_Instructions for the task_
Could you put the lines below into a JSON list of strings, one string per line, skipping blank lines and leaving out the pictures?

_Supplied material_
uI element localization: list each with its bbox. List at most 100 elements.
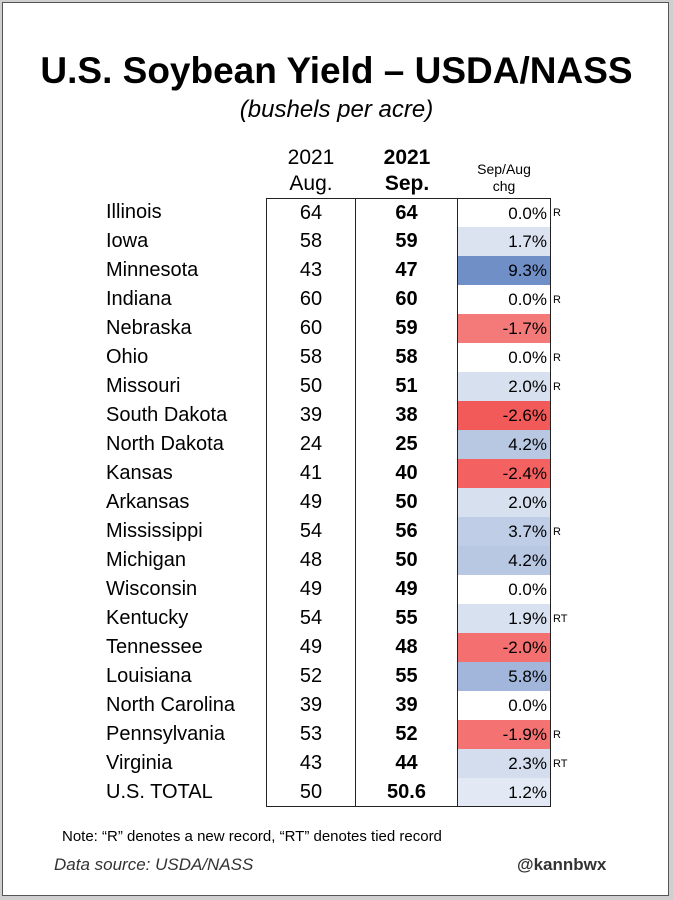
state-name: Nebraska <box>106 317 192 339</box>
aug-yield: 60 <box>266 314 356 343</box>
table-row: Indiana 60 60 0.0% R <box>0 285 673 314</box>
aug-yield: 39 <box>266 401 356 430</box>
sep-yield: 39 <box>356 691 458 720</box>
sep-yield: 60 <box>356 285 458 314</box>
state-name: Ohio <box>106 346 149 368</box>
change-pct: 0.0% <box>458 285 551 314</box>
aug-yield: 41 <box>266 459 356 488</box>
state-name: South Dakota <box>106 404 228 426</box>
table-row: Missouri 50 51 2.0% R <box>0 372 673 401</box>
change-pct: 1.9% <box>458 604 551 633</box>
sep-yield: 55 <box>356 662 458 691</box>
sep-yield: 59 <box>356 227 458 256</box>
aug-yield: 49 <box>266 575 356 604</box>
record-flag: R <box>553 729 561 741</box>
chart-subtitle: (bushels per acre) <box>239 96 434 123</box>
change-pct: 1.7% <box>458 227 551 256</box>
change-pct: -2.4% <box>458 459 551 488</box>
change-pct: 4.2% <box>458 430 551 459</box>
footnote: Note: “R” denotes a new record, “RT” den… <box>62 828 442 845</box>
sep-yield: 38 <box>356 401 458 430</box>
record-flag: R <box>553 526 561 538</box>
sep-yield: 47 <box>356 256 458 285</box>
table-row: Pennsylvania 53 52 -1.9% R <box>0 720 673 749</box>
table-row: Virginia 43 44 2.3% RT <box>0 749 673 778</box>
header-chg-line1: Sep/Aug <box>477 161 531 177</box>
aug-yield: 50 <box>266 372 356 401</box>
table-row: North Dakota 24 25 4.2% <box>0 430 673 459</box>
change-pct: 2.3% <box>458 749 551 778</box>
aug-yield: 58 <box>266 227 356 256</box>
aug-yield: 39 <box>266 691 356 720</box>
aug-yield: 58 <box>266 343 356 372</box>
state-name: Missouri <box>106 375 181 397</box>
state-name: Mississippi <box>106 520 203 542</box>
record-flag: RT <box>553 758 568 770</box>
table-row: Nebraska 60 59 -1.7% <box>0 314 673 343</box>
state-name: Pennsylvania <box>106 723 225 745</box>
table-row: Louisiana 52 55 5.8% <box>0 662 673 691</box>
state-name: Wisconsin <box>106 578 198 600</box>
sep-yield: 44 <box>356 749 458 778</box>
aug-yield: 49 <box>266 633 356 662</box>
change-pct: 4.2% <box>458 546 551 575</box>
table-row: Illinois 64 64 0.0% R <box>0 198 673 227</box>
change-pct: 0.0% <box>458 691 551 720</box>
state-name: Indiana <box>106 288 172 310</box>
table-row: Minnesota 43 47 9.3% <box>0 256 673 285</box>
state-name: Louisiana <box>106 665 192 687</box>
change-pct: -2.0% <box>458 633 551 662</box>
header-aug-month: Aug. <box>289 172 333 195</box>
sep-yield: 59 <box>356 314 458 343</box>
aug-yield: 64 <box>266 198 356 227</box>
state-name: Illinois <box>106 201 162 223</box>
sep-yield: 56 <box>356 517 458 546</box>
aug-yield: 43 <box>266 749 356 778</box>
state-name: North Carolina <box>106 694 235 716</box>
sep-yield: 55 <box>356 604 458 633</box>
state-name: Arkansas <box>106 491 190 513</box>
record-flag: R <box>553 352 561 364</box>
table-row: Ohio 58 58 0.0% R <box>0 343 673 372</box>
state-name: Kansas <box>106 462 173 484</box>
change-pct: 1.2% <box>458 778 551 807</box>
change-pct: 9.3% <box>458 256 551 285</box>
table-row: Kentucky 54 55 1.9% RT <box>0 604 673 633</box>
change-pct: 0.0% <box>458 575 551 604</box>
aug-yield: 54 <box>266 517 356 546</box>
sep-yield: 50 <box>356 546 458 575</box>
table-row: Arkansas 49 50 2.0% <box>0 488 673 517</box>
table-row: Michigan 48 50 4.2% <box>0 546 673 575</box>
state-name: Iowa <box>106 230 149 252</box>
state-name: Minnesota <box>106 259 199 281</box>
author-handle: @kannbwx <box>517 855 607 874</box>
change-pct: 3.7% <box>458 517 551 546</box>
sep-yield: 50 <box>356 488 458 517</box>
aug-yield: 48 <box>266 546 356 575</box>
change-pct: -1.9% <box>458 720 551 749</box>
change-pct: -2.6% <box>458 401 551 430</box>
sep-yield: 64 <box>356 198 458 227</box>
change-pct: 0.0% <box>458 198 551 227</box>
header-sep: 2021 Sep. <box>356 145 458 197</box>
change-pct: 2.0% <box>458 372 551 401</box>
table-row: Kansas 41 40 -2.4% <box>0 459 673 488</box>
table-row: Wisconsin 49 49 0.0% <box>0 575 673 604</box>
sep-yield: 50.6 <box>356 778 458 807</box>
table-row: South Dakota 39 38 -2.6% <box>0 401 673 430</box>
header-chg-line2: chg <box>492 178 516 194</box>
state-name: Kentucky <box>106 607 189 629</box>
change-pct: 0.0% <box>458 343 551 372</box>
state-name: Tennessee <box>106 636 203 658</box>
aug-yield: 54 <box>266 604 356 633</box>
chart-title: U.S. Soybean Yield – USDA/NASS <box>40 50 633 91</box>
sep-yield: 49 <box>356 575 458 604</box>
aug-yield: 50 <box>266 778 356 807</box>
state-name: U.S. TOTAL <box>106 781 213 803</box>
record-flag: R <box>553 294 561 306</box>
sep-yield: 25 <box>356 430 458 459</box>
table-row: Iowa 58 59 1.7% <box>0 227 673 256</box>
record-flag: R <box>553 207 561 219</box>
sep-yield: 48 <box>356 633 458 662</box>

_Complete output_
[
  "uI element localization: list each with its bbox. List at most 100 elements.",
  "state-name: Nebraska <box>106 317 192 339</box>",
  "aug-yield: 60 <box>266 314 356 343</box>",
  "table-row: Indiana 60 60 0.0% R <box>0 285 673 314</box>",
  "aug-yield: 39 <box>266 401 356 430</box>",
  "sep-yield: 39 <box>356 691 458 720</box>",
  "sep-yield: 60 <box>356 285 458 314</box>",
  "state-name: Ohio <box>106 346 149 368</box>",
  "change-pct: 0.0% <box>458 285 551 314</box>",
  "aug-yield: 41 <box>266 459 356 488</box>",
  "state-name: South Dakota <box>106 404 228 426</box>",
  "table-row: Missouri 50 51 2.0% R <box>0 372 673 401</box>",
  "change-pct: 1.9% <box>458 604 551 633</box>",
  "sep-yield: 55 <box>356 662 458 691</box>",
  "sep-yield: 59 <box>356 227 458 256</box>",
  "aug-yield: 49 <box>266 575 356 604</box>",
  "record-flag: R <box>553 729 561 741</box>",
  "chart-subtitle: (bushels per acre) <box>239 96 434 123</box>",
  "change-pct: 1.7% <box>458 227 551 256</box>",
  "change-pct: -2.4% <box>458 459 551 488</box>",
  "change-pct: 4.2% <box>458 430 551 459</box>",
  "footnote: Note: “R” denotes a new record, “RT” den… <box>62 828 442 845</box>",
  "sep-yield: 38 <box>356 401 458 430</box>",
  "record-flag: R <box>553 526 561 538</box>",
  "sep-yield: 47 <box>356 256 458 285</box>",
  "table-row: Pennsylvania 53 52 -1.9% R <box>0 720 673 749</box>",
  "table-row: Virginia 43 44 2.3% RT <box>0 749 673 778</box>",
  "header-chg-line1: Sep/Aug <box>477 161 531 177</box>",
  "aug-yield: 50 <box>266 372 356 401</box>",
  "table-row: North Dakota 24 25 4.2% <box>0 430 673 459</box>",
  "change-pct: 2.3% <box>458 749 551 778</box>",
  "aug-yield: 58 <box>266 227 356 256</box>",
  "aug-yield: 39 <box>266 691 356 720</box>",
  "aug-yield: 58 <box>266 343 356 372</box>",
  "state-name: Missouri <box>106 375 181 397</box>",
  "state-name: Mississippi <box>106 520 203 542</box>",
  "record-flag: RT <box>553 758 568 770</box>",
  "table-row: Nebraska 60 59 -1.7% <box>0 314 673 343</box>",
  "state-name: Pennsylvania <box>106 723 225 745</box>",
  "table-row: Louisiana 52 55 5.8% <box>0 662 673 691</box>",
  "state-name: Wisconsin <box>106 578 198 600</box>",
  "sep-yield: 44 <box>356 749 458 778</box>",
  "aug-yield: 49 <box>266 633 356 662</box>",
  "change-pct: 4.2% <box>458 546 551 575</box>",
  "table-row: Illinois 64 64 0.0% R <box>0 198 673 227</box>",
  "change-pct: 0.0% <box>458 691 551 720</box>",
  "state-name: Indiana <box>106 288 172 310</box>",
  "table-row: Minnesota 43 47 9.3% <box>0 256 673 285</box>",
  "state-name: Louisiana <box>106 665 192 687</box>",
  "change-pct: -2.0% <box>458 633 551 662</box>",
  "header-aug-month: Aug. <box>289 172 333 195</box>",
  "sep-yield: 59 <box>356 314 458 343</box>",
  "aug-yield: 64 <box>266 198 356 227</box>",
  "state-name: Illinois <box>106 201 162 223</box>",
  "sep-yield: 56 <box>356 517 458 546</box>",
  "aug-yield: 43 <box>266 749 356 778</box>",
  "state-name: North Carolina <box>106 694 235 716</box>",
  "sep-yield: 55 <box>356 604 458 633</box>",
  "state-name: Arkansas <box>106 491 190 513</box>",
  "record-flag: R <box>553 352 561 364</box>",
  "table-row: Ohio 58 58 0.0% R <box>0 343 673 372</box>",
  "state-name: Kansas <box>106 462 173 484</box>",
  "change-pct: 1.2% <box>458 778 551 807</box>",
  "change-pct: 9.3% <box>458 256 551 285</box>",
  "table-row: Kentucky 54 55 1.9% RT <box>0 604 673 633</box>",
  "change-pct: 0.0% <box>458 575 551 604</box>",
  "aug-yield: 54 <box>266 517 356 546</box>",
  "sep-yield: 50 <box>356 546 458 575</box>",
  "table-row: Arkansas 49 50 2.0% <box>0 488 673 517</box>",
  "table-row: Michigan 48 50 4.2% <box>0 546 673 575</box>",
  "state-name: Iowa <box>106 230 149 252</box>",
  "state-name: Minnesota <box>106 259 199 281</box>",
  "author-handle: @kannbwx <box>517 855 607 874</box>",
  "change-pct: 3.7% <box>458 517 551 546</box>",
  "sep-yield: 50 <box>356 488 458 517</box>",
  "aug-yield: 48 <box>266 546 356 575</box>",
  "change-pct: -1.9% <box>458 720 551 749</box>",
  "change-pct: -2.6% <box>458 401 551 430</box>",
  "sep-yield: 64 <box>356 198 458 227</box>",
  "change-pct: 0.0% <box>458 198 551 227</box>",
  "header-sep: 2021 Sep. <box>356 145 458 197</box>",
  "change-pct: 2.0% <box>458 372 551 401</box>",
  "table-row: Kansas 41 40 -2.4% <box>0 459 673 488</box>",
  "table-row: Wisconsin 49 49 0.0% <box>0 575 673 604</box>",
  "sep-yield: 50.6 <box>356 778 458 807</box>",
  "table-row: South Dakota 39 38 -2.6% <box>0 401 673 430</box>",
  "header-chg-line2: chg <box>492 178 516 194</box>",
  "state-name: Kentucky <box>106 607 189 629</box>",
  "change-pct: 0.0% <box>458 343 551 372</box>",
  "state-name: Tennessee <box>106 636 203 658</box>",
  "aug-yield: 54 <box>266 604 356 633</box>",
  "chart-title: U.S. Soybean Yield – USDA/NASS <box>40 50 633 91</box>",
  "sep-yield: 49 <box>356 575 458 604</box>",
  "aug-yield: 50 <box>266 778 356 807</box>",
  "state-name: U.S. TOTAL <box>106 781 213 803</box>",
  "record-flag: R <box>553 294 561 306</box>",
  "sep-yield: 25 <box>356 430 458 459</box>",
  "table-row: Iowa 58 59 1.7% <box>0 227 673 256</box>",
  "record-flag: R <box>553 207 561 219</box>",
  "sep-yield: 48 <box>356 633 458 662</box>"
]